## BEGIN

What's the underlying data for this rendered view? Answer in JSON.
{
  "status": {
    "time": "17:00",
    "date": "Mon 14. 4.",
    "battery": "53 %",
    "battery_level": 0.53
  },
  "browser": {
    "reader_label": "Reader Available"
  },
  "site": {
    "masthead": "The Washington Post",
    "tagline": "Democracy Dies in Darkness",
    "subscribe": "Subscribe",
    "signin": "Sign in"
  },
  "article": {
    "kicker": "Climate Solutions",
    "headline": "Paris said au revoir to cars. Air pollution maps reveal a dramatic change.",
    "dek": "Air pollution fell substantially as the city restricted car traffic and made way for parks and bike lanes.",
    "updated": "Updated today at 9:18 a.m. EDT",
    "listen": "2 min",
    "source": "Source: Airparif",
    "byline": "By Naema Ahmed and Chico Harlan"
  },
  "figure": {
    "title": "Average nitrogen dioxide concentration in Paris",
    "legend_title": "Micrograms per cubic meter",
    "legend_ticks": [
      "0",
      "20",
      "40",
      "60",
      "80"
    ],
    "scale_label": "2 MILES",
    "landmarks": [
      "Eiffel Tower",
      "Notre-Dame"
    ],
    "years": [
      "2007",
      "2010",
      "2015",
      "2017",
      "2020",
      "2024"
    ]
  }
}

## END

• Instructions to follow: Copy every line of the records word for word.

• Completed task:
What's the underlying data for this rendered view? Answer in JSON.
{
  "status": {
    "time": "17:00",
    "date": "Mon 14. 4.",
    "battery": "53 %",
    "battery_level": 0.53
  },
  "browser": {
    "reader_label": "Reader Available"
  },
  "site": {
    "masthead": "The Washington Post",
    "tagline": "Democracy Dies in Darkness",
    "subscribe": "Subscribe",
    "signin": "Sign in"
  },
  "article": {
    "kicker": "Climate Solutions",
    "headline": "Paris said au revoir to cars. Air pollution maps reveal a dramatic change.",
    "dek": "Air pollution fell substantially as the city restricted car traffic and made way for parks and bike lanes.",
    "updated": "Updated today at 9:18 a.m. EDT",
    "listen": "2 min",
    "source": "Source: Airparif",
    "byline": "By Naema Ahmed and Chico Harlan"
  },
  "figure": {
    "title": "Average nitrogen dioxide concentration in Paris",
    "legend_title": "Micrograms per cubic meter",
    "legend_ticks": [
      "0",
      "20",
      "40",
      "60",
      "80"
    ],
    "scale_label": "2 MILES",
    "landmarks": [
      "Eiffel Tower",
      "Notre-Dame"
    ],
    "years": [
      "2007",
      "2010",
      "2015",
      "2017",
      "2020",
      "2024"
    ]
  }
}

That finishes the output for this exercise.